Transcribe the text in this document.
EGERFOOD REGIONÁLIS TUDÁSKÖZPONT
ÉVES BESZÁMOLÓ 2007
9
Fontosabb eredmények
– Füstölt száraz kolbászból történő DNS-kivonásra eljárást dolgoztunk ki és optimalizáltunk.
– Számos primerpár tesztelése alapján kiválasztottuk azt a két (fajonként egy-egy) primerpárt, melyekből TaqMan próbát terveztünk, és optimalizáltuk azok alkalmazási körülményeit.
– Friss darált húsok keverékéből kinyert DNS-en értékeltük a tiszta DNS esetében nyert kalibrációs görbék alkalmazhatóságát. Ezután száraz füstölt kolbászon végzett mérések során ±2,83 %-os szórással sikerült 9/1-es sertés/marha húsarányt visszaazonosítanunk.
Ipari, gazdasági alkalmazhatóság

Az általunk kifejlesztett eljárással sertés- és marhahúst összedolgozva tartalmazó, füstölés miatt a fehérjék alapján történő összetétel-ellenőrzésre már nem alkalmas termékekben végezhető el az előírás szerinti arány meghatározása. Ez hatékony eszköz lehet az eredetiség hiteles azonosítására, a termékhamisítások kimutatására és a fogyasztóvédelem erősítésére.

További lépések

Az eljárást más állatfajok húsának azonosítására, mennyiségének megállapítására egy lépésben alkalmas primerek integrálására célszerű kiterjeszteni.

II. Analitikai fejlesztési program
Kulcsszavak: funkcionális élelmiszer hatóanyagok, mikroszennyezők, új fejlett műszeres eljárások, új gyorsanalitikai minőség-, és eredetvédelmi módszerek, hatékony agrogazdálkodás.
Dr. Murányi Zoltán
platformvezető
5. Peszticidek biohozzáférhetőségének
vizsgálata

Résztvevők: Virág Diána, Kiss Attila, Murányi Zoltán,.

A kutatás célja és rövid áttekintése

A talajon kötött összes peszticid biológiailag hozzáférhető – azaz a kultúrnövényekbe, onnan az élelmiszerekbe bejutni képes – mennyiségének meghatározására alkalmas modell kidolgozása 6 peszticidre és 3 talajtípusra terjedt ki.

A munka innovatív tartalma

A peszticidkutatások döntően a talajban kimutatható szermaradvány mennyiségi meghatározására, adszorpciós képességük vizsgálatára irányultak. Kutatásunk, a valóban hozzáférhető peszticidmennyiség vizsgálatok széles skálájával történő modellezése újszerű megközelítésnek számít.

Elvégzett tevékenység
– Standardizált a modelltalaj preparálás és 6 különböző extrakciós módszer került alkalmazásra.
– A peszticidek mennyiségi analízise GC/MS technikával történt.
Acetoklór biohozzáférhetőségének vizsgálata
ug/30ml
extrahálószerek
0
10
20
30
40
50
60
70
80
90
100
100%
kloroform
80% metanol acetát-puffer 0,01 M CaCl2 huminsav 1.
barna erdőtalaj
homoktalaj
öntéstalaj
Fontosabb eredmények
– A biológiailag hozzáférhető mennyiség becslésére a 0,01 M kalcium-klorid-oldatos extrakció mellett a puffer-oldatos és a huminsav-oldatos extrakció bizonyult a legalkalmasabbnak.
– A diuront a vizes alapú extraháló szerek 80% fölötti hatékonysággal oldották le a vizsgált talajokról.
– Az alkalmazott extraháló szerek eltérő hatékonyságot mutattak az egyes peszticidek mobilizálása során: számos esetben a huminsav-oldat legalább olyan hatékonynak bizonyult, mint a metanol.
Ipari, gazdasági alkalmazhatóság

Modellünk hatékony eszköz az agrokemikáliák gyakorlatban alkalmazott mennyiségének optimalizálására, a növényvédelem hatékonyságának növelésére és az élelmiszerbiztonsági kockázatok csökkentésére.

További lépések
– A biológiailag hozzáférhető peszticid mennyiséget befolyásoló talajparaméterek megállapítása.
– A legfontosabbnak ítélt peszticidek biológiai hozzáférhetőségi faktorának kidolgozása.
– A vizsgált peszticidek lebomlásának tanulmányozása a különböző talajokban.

→ **Written task**
Word for word, restate all of the data shown above.

→ **Finished answer**
Transcribe the text in this document.
EGERFOOD REGIONÁLIS TUDÁSKÖZPONT
ÉVES BESZÁMOLÓ 2007
9
Fontosabb eredmények
– Füstölt száraz kolbászból történő DNS-kivonásra eljárást dolgoztunk ki és optimalizáltunk.
– Számos primerpár tesztelése alapján kiválasztottuk azt a két (fajonként egy-egy) primerpárt, melyekből TaqMan próbát terveztünk, és optimalizáltuk azok alkalmazási körülményeit.
– Friss darált húsok keverékéből kinyert DNS-en értékeltük a tiszta DNS esetében nyert kalibrációs görbék alkalmazhatóságát. Ezután száraz füstölt kolbászon végzett mérések során ±2,83 %-os szórással sikerült 9/1-es sertés/marha húsarányt visszaazonosítanunk.
Ipari, gazdasági alkalmazhatóság

Az általunk kifejlesztett eljárással sertés- és marhahúst összedolgozva tartalmazó, füstölés miatt a fehérjék alapján történő összetétel-ellenőrzésre már nem alkalmas termékekben végezhető el az előírás szerinti arány meghatározása. Ez hatékony eszköz lehet az eredetiség hiteles azonosítására, a termékhamisítások kimutatására és a fogyasztóvédelem erősítésére.

További lépések

Az eljárást más állatfajok húsának azonosítására, mennyiségének megállapítására egy lépésben alkalmas primerek integrálására célszerű kiterjeszteni.

II. Analitikai fejlesztési program
Kulcsszavak: funkcionális élelmiszer hatóanyagok, mikroszennyezők, új fejlett műszeres eljárások, új gyorsanalitikai minőség-, és eredetvédelmi módszerek, hatékony agrogazdálkodás.
Dr. Murányi Zoltán
platformvezető
5. Peszticidek biohozzáférhetőségének
vizsgálata

Résztvevők: Virág Diána, Kiss Attila, Murányi Zoltán,.

A kutatás célja és rövid áttekintése

A talajon kötött összes peszticid biológiailag hozzáférhető – azaz a kultúrnövényekbe, onnan az élelmiszerekbe bejutni képes – mennyiségének meghatározására alkalmas modell kidolgozása 6 peszticidre és 3 talajtípusra terjedt ki.

A munka innovatív tartalma

A peszticidkutatások döntően a talajban kimutatható szermaradvány mennyiségi meghatározására, adszorpciós képességük vizsgálatára irányultak. Kutatásunk, a valóban hozzáférhető peszticidmennyiség vizsgálatok széles skálájával történő modellezése újszerű megközelítésnek számít.

Elvégzett tevékenység
– Standardizált a modelltalaj preparálás és 6 különböző extrakciós módszer került alkalmazásra.
– A peszticidek mennyiségi analízise GC/MS technikával történt.
Acetoklór biohozzáférhetőségének vizsgálata
ug/30ml
extrahálószerek
0
10
20
30
40
50
60
70
80
90
100
100%
kloroform
80% metanol acetát-puffer 0,01 M CaCl2 huminsav 1.
barna erdőtalaj
homoktalaj
öntéstalaj
Fontosabb eredmények
– A biológiailag hozzáférhető mennyiség becslésére a 0,01 M kalcium-klorid-oldatos extrakció mellett a puffer-oldatos és a huminsav-oldatos extrakció bizonyult a legalkalmasabbnak.
– A diuront a vizes alapú extraháló szerek 80% fölötti hatékonysággal oldották le a vizsgált talajokról.
– Az alkalmazott extraháló szerek eltérő hatékonyságot mutattak az egyes peszticidek mobilizálása során: számos esetben a huminsav-oldat legalább olyan hatékonynak bizonyult, mint a metanol.
Ipari, gazdasági alkalmazhatóság

Modellünk hatékony eszköz az agrokemikáliák gyakorlatban alkalmazott mennyiségének optimalizálására, a növényvédelem hatékonyságának növelésére és az élelmiszerbiztonsági kockázatok csökkentésére.

További lépések
– A biológiailag hozzáférhető peszticid mennyiséget befolyásoló talajparaméterek megállapítása.
– A legfontosabbnak ítélt peszticidek biológiai hozzáférhetőségi faktorának kidolgozása.
– A vizsgált peszticidek lebomlásának tanulmányozása a különböző talajokban.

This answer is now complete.